Present the part of the records that opens with the line containing "Patent image size: (765, 759)." and closes with the line containing "The electrically conductive scale region of the second" as a numbered list, with both of those lines included and blank lines left out.

— START —

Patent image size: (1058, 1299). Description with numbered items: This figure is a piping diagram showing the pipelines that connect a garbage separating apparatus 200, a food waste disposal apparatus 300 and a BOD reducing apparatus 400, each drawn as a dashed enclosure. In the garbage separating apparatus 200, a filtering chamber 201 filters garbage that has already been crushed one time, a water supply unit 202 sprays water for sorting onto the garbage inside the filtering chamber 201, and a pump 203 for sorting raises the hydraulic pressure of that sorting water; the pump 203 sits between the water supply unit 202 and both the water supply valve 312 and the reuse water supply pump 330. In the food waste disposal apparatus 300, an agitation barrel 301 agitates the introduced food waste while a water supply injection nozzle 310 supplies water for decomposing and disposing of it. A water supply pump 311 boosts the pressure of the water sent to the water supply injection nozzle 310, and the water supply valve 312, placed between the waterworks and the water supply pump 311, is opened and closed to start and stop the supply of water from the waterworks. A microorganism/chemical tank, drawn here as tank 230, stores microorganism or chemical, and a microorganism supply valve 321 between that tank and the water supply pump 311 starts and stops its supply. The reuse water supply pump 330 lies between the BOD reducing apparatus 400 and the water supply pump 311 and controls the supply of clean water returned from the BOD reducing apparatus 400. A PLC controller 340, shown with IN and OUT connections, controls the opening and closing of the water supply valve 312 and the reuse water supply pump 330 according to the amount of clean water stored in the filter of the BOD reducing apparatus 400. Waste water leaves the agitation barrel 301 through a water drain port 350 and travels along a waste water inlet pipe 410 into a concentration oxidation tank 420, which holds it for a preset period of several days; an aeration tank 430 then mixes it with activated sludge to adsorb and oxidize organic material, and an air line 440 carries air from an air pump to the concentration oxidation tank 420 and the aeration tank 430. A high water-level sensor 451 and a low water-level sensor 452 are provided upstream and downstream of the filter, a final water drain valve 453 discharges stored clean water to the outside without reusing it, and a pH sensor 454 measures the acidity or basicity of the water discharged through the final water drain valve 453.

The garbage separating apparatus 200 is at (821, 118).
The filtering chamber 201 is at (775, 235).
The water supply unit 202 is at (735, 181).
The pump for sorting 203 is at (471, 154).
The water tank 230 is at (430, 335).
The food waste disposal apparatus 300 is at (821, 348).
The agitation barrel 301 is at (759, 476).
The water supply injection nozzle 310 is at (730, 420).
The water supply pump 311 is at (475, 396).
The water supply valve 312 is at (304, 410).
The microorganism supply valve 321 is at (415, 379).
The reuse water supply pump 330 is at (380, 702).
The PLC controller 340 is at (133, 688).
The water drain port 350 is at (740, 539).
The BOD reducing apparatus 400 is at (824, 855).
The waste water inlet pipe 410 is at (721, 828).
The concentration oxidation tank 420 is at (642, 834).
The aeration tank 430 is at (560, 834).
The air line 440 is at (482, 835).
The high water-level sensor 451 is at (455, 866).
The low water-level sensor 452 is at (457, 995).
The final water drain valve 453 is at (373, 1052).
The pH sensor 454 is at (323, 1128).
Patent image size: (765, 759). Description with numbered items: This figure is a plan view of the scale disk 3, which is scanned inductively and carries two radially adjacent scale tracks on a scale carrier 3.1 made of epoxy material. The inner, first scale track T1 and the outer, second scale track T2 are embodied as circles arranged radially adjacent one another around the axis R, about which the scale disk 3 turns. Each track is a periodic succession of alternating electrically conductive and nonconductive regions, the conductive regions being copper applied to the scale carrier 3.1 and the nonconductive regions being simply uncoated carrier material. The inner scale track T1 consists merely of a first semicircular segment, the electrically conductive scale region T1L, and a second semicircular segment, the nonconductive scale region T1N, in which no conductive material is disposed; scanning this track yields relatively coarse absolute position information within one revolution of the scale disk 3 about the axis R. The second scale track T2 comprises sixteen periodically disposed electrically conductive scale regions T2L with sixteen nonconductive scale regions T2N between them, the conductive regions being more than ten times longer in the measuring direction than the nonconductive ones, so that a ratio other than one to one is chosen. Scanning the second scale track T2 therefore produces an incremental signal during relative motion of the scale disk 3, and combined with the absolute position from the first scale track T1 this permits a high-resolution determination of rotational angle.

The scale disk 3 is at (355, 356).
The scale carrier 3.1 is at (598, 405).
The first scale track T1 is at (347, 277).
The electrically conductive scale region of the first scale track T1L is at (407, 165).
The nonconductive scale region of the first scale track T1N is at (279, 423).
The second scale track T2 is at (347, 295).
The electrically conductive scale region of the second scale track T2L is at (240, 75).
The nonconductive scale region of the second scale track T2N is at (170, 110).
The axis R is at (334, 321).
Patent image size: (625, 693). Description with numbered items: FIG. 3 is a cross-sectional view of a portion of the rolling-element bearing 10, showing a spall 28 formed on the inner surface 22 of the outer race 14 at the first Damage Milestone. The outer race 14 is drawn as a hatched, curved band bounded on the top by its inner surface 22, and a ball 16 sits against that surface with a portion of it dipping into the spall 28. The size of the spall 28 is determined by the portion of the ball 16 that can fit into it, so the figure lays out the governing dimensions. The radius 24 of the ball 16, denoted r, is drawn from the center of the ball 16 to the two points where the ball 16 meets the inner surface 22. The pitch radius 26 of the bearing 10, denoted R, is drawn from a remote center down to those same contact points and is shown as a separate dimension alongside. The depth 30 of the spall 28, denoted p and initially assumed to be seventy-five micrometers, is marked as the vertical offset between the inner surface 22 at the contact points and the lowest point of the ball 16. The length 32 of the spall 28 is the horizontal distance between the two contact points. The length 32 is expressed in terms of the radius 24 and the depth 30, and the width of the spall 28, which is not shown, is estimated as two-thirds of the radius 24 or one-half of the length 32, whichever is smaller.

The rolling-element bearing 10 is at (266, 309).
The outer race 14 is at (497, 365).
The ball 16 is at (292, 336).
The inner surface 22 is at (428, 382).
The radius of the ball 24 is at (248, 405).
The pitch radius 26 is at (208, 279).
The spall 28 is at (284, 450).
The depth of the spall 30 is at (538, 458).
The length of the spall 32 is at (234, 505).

— END —

▶ The result:
1. Patent image size: (765, 759). Description with numbered items: This figure is a plan view of the scale disk 3, which is scanned inductively and carries two radially adjacent scale tracks on a scale carrier 3.1 made of epoxy material. The inner, first scale track T1 and the outer, second scale track T2 are embodied as circles arranged radially adjacent one another around the axis R, about which the scale disk 3 turns. Each track is a periodic succession of alternating electrically conductive and nonconductive regions, the conductive regions being copper applied to the scale carrier 3.1 and the nonconductive regions being simply uncoated carrier material. The inner scale track T1 consists merely of a first semicircular segment, the electrically conductive scale region T1L, and a second semicircular segment, the nonconductive scale region T1N, in which no conductive material is disposed; scanning this track yields relatively coarse absolute position information within one revolution of the scale disk 3 about the axis R. The second scale track T2 comprises sixteen periodically disposed electrically conductive scale regions T2L with sixteen nonconductive scale regions T2N between them, the conductive regions being more than ten times longer in the measuring direction than the nonconductive ones, so that a ratio other than one to one is chosen. Scanning the second scale track T2 therefore produces an incremental signal during relative motion of the scale disk 3, and combined with the absolute position from the first scale track T1 this permits a high-resolution determination of rotational angle.
2. The scale disk 3 is at (355, 356).
3. The scale carrier 3.1 is at (598, 405).
4. The first scale track T1 is at (347, 277).
5. The electrically conductive scale region of the first scale track T1L is at (407, 165).
6. The nonconductive scale region of the first scale track T1N is at (279, 423).
7. The second scale track T2 is at (347, 295).
8. The electrically conductive scale region of the second scale track T2L is at (240, 75).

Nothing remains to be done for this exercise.